A run of records
------------------------------------
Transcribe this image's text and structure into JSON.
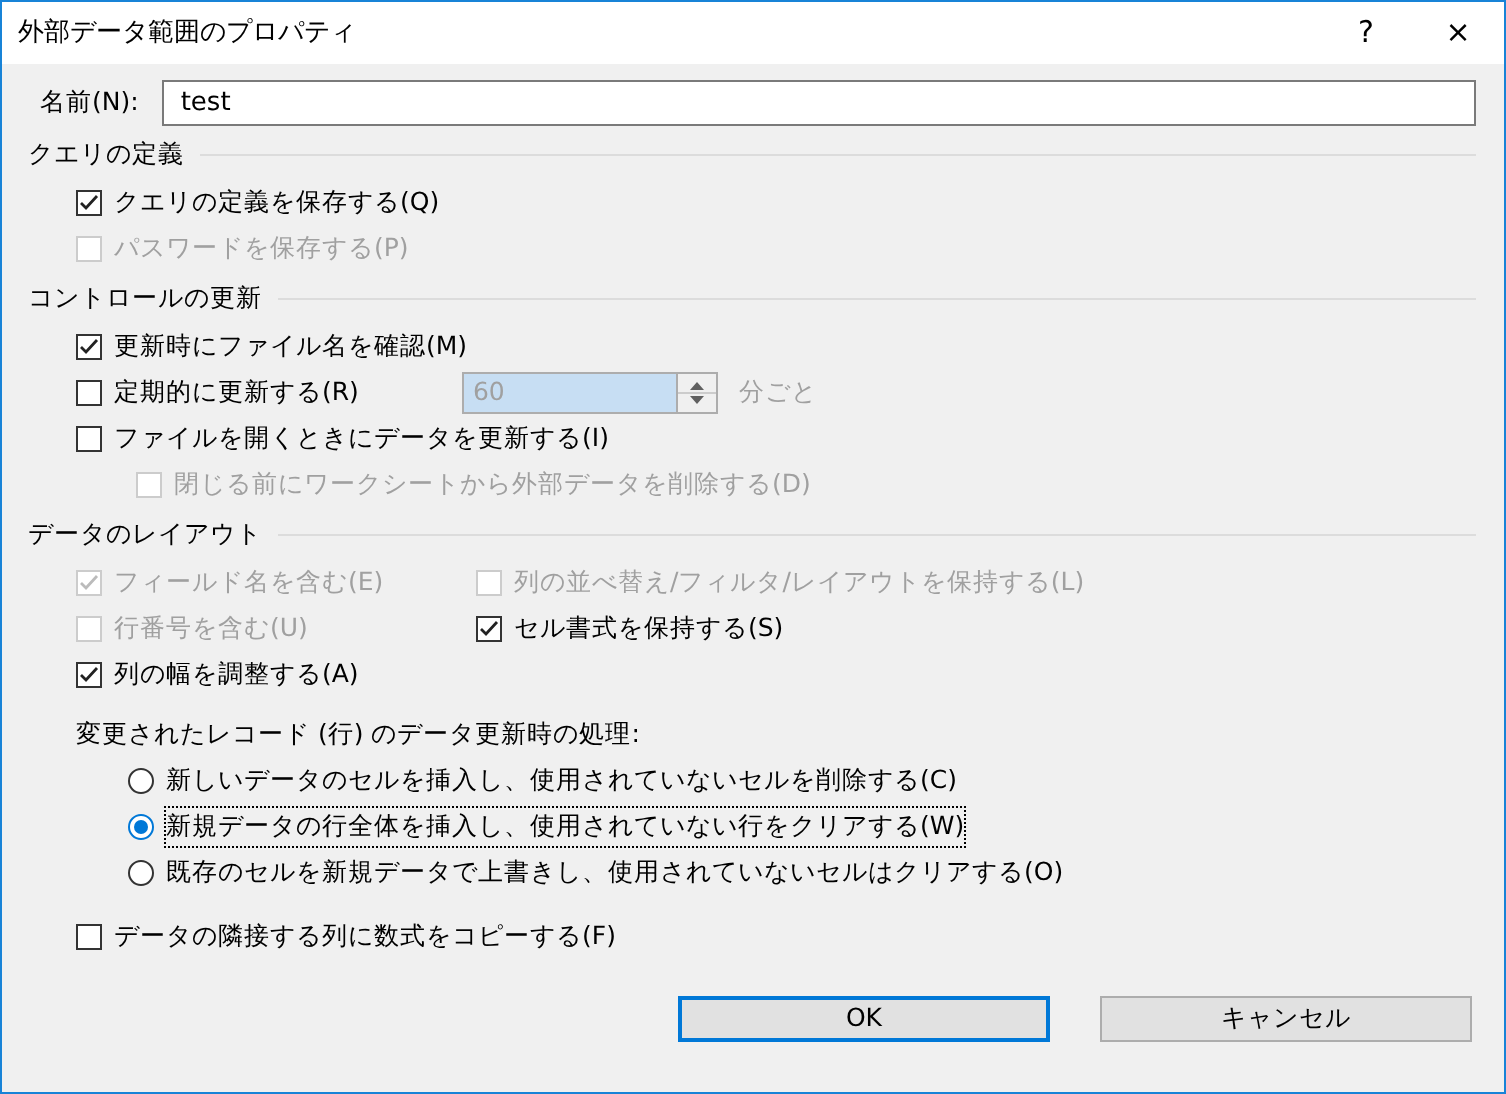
{
  "window": {
    "title": "外部データ範囲のプロパティ",
    "help": "?",
    "close": "×"
  },
  "name_field": {
    "label": "名前(N):",
    "value": "test"
  },
  "query_section": {
    "title": "クエリの定義",
    "items": [
      {
        "label": "クエリの定義を保存する(Q)",
        "checked": true,
        "disabled": false
      },
      {
        "label": "パスワードを保存する(P)",
        "checked": false,
        "disabled": true
      }
    ]
  },
  "refresh_section": {
    "title": "コントロールの更新",
    "items": [
      {
        "kind": "checkbox",
        "label": "更新時にファイル名を確認(M)",
        "checked": true,
        "disabled": false
      },
      {
        "kind": "interval",
        "label": "定期的に更新する(R)",
        "checked": false,
        "disabled": false,
        "value": "60",
        "value_disabled": true,
        "unit": "分ごと"
      },
      {
        "kind": "checkbox",
        "label": "ファイルを開くときにデータを更新する(I)",
        "checked": false,
        "disabled": false,
        "children": [
          {
            "label": "閉じる前にワークシートから外部データを削除する(D)",
            "checked": false,
            "disabled": true
          }
        ]
      }
    ]
  },
  "layout_section": {
    "title": "データのレイアウト",
    "rows": [
      [
        {
          "label": "フィールド名を含む(E)",
          "checked": true,
          "disabled": true
        },
        {
          "label": "列の並べ替え/フィルタ/レイアウトを保持する(L)",
          "checked": false,
          "disabled": true
        }
      ],
      [
        {
          "label": "行番号を含む(U)",
          "checked": false,
          "disabled": true
        },
        {
          "label": "セル書式を保持する(S)",
          "checked": true,
          "disabled": false
        }
      ],
      [
        {
          "label": "列の幅を調整する(A)",
          "checked": true,
          "disabled": false
        }
      ]
    ],
    "update_group": {
      "label": "変更されたレコード (行) のデータ更新時の処理:",
      "options": [
        {
          "label": "新しいデータのセルを挿入し、使用されていないセルを削除する(C)",
          "selected": false,
          "focused": false
        },
        {
          "label": "新規データの行全体を挿入し、使用されていない行をクリアする(W)",
          "selected": true,
          "focused": true
        },
        {
          "label": "既存のセルを新規データで上書きし、使用されていないセルはクリアする(O)",
          "selected": false,
          "focused": false
        }
      ]
    },
    "copy_formulas": {
      "label": "データの隣接する列に数式をコピーする(F)",
      "checked": false,
      "disabled": false
    }
  },
  "buttons": [
    {
      "label": "OK",
      "default": true
    },
    {
      "label": "キャンセル",
      "default": false
    }
  ]
}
------------------------------------
Exercise task:
Make an exact copy of the records shown above, without the pictures.

The response:
Transcribe this image's text and structure into JSON.
{
  "window": {
    "title": "外部データ範囲のプロパティ",
    "help": "?",
    "close": "×"
  },
  "name_field": {
    "label": "名前(N):",
    "value": "test"
  },
  "query_section": {
    "title": "クエリの定義",
    "items": [
      {
        "label": "クエリの定義を保存する(Q)",
        "checked": true,
        "disabled": false
      },
      {
        "label": "パスワードを保存する(P)",
        "checked": false,
        "disabled": true
      }
    ]
  },
  "refresh_section": {
    "title": "コントロールの更新",
    "items": [
      {
        "kind": "checkbox",
        "label": "更新時にファイル名を確認(M)",
        "checked": true,
        "disabled": false
      },
      {
        "kind": "interval",
        "label": "定期的に更新する(R)",
        "checked": false,
        "disabled": false,
        "value": "60",
        "value_disabled": true,
        "unit": "分ごと"
      },
      {
        "kind": "checkbox",
        "label": "ファイルを開くときにデータを更新する(I)",
        "checked": false,
        "disabled": false,
        "children": [
          {
            "label": "閉じる前にワークシートから外部データを削除する(D)",
            "checked": false,
            "disabled": true
          }
        ]
      }
    ]
  },
  "layout_section": {
    "title": "データのレイアウト",
    "rows": [
      [
        {
          "label": "フィールド名を含む(E)",
          "checked": true,
          "disabled": true
        },
        {
          "label": "列の並べ替え/フィルタ/レイアウトを保持する(L)",
          "checked": false,
          "disabled": true
        }
      ],
      [
        {
          "label": "行番号を含む(U)",
          "checked": false,
          "disabled": true
        },
        {
          "label": "セル書式を保持する(S)",
          "checked": true,
          "disabled": false
        }
      ],
      [
        {
          "label": "列の幅を調整する(A)",
          "checked": true,
          "disabled": false
        }
      ]
    ],
    "update_group": {
      "label": "変更されたレコード (行) のデータ更新時の処理:",
      "options": [
        {
          "label": "新しいデータのセルを挿入し、使用されていないセルを削除する(C)",
          "selected": false,
          "focused": false
        },
        {
          "label": "新規データの行全体を挿入し、使用されていない行をクリアする(W)",
          "selected": true,
          "focused": true
        },
        {
          "label": "既存のセルを新規データで上書きし、使用されていないセルはクリアする(O)",
          "selected": false,
          "focused": false
        }
      ]
    },
    "copy_formulas": {
      "label": "データの隣接する列に数式をコピーする(F)",
      "checked": false,
      "disabled": false
    }
  },
  "buttons": [
    {
      "label": "OK",
      "default": true
    },
    {
      "label": "キャンセル",
      "default": false
    }
  ]
}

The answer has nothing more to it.